## Given request
Return all lines where the word "type" can be found.

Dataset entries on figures

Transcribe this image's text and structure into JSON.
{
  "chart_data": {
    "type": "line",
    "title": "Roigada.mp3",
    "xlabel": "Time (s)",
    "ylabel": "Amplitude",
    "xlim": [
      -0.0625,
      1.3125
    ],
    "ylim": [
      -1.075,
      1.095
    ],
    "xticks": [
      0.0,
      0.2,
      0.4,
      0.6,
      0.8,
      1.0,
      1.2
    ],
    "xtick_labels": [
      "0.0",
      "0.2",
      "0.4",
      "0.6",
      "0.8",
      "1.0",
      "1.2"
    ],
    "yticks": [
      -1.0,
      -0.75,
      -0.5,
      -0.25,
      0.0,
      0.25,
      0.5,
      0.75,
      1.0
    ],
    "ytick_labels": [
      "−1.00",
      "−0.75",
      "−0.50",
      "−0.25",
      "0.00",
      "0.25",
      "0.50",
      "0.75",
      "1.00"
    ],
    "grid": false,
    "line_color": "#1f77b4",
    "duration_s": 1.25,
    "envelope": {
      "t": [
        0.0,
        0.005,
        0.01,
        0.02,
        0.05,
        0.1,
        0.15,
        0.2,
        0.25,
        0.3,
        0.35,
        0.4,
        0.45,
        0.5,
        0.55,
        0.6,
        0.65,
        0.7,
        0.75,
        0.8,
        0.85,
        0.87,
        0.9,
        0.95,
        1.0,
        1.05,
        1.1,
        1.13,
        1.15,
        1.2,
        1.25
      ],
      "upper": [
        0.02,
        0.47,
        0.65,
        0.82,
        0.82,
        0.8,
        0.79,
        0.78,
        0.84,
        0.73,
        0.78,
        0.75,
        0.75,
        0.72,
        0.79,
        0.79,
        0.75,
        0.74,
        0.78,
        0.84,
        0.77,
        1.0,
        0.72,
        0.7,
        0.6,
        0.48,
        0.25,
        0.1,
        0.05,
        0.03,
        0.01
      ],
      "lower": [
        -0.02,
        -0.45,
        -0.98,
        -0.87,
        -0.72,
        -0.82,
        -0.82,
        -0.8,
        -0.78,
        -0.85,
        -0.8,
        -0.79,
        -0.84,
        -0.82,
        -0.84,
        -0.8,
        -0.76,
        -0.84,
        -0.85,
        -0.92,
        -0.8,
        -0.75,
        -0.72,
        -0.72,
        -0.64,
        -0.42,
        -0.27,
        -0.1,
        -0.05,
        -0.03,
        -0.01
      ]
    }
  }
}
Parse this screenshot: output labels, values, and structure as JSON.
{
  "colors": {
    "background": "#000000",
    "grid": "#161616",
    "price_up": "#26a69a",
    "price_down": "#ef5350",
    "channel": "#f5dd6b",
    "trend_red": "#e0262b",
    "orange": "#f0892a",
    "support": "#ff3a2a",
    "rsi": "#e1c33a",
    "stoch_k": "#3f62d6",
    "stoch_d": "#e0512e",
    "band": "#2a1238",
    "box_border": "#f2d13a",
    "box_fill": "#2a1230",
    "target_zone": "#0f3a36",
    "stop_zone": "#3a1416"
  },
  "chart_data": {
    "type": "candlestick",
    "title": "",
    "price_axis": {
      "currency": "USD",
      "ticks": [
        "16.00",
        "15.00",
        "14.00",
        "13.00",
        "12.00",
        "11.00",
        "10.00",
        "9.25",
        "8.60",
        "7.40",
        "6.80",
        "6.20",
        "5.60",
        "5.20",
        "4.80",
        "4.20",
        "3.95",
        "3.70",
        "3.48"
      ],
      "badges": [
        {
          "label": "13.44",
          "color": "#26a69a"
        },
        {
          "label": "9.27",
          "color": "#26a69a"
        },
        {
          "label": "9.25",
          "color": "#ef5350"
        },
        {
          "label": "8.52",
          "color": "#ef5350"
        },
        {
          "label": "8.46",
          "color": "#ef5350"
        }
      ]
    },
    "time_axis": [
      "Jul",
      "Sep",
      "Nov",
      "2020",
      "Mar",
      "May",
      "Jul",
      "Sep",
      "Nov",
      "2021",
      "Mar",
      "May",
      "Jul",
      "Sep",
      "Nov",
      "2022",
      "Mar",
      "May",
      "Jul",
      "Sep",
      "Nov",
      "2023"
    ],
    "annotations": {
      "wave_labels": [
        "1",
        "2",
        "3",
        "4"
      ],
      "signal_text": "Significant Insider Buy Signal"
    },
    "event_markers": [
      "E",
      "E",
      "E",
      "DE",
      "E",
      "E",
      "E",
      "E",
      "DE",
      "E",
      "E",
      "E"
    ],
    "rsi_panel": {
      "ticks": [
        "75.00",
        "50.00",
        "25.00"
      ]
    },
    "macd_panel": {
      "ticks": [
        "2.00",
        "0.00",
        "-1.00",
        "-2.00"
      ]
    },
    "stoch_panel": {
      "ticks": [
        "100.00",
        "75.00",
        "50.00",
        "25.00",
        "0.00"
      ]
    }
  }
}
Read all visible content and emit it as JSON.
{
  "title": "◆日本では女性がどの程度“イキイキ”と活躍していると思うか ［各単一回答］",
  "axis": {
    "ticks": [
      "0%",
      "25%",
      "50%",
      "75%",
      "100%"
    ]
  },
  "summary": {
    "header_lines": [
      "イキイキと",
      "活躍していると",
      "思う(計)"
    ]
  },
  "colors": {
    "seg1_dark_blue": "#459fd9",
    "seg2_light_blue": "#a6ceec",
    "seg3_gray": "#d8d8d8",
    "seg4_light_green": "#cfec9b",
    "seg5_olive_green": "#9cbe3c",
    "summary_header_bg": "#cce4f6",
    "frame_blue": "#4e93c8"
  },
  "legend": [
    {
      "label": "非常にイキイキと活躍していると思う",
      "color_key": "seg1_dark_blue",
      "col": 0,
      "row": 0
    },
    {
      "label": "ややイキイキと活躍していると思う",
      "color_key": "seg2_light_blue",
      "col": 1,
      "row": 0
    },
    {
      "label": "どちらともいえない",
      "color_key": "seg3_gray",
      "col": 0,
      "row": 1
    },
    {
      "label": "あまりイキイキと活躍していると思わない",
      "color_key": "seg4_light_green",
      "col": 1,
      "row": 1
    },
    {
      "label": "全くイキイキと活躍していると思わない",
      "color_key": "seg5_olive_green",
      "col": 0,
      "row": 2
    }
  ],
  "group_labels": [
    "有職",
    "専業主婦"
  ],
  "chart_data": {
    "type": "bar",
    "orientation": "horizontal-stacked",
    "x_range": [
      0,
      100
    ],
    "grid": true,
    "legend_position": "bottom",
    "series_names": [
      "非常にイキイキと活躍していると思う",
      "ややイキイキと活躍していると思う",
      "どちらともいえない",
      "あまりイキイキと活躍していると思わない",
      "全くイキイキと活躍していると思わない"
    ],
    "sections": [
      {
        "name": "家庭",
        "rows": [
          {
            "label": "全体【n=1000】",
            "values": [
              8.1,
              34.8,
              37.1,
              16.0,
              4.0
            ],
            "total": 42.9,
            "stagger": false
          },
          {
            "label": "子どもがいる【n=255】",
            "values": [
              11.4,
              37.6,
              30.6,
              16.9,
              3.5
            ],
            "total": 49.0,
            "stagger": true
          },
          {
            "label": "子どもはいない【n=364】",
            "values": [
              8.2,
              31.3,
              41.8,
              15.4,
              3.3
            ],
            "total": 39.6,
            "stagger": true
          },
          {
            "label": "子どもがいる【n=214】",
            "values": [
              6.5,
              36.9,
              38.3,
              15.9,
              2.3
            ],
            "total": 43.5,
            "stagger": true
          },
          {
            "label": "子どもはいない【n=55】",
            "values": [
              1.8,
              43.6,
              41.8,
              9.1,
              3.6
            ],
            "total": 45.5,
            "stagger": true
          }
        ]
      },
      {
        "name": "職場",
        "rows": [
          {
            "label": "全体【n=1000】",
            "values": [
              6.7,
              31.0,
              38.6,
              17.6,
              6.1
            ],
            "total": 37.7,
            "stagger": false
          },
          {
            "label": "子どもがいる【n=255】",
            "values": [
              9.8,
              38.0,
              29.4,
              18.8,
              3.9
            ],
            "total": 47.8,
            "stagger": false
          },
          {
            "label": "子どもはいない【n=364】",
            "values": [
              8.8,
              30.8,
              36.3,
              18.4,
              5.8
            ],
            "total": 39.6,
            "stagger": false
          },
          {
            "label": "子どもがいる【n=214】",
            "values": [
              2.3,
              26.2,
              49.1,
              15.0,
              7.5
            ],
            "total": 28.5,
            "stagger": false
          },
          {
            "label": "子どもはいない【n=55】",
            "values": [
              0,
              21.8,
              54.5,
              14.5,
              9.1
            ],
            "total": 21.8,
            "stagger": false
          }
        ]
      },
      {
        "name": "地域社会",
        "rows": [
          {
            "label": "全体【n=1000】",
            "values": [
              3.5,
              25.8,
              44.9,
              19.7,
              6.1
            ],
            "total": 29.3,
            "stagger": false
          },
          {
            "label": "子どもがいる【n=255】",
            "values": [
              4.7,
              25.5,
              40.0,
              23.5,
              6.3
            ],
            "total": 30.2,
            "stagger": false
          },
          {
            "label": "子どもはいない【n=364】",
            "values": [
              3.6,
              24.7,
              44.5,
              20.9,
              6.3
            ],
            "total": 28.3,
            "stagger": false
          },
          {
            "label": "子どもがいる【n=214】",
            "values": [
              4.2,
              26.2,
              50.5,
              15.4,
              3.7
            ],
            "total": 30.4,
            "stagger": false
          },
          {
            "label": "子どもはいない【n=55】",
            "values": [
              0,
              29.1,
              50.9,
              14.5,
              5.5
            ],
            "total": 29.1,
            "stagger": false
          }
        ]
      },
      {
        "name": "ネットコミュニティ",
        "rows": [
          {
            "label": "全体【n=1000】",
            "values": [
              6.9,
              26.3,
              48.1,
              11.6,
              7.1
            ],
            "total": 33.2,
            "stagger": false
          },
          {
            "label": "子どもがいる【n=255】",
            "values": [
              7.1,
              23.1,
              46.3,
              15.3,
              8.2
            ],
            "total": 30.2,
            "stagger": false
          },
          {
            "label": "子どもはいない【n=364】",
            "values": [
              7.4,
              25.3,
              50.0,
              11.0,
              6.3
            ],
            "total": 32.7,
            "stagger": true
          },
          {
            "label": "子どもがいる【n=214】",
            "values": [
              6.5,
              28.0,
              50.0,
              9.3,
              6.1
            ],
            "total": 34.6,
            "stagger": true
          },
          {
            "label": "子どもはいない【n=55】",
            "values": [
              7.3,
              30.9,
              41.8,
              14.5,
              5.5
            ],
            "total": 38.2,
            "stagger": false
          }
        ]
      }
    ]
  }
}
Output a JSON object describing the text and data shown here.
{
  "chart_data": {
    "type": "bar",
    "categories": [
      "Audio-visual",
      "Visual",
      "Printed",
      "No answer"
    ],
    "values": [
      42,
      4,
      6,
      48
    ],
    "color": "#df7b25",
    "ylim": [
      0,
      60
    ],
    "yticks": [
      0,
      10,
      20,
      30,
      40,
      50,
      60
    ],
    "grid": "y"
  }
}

## Correct answer
    "type": "line",
    "type": "candlestick",
    "type": "bar",
    "type": "bar",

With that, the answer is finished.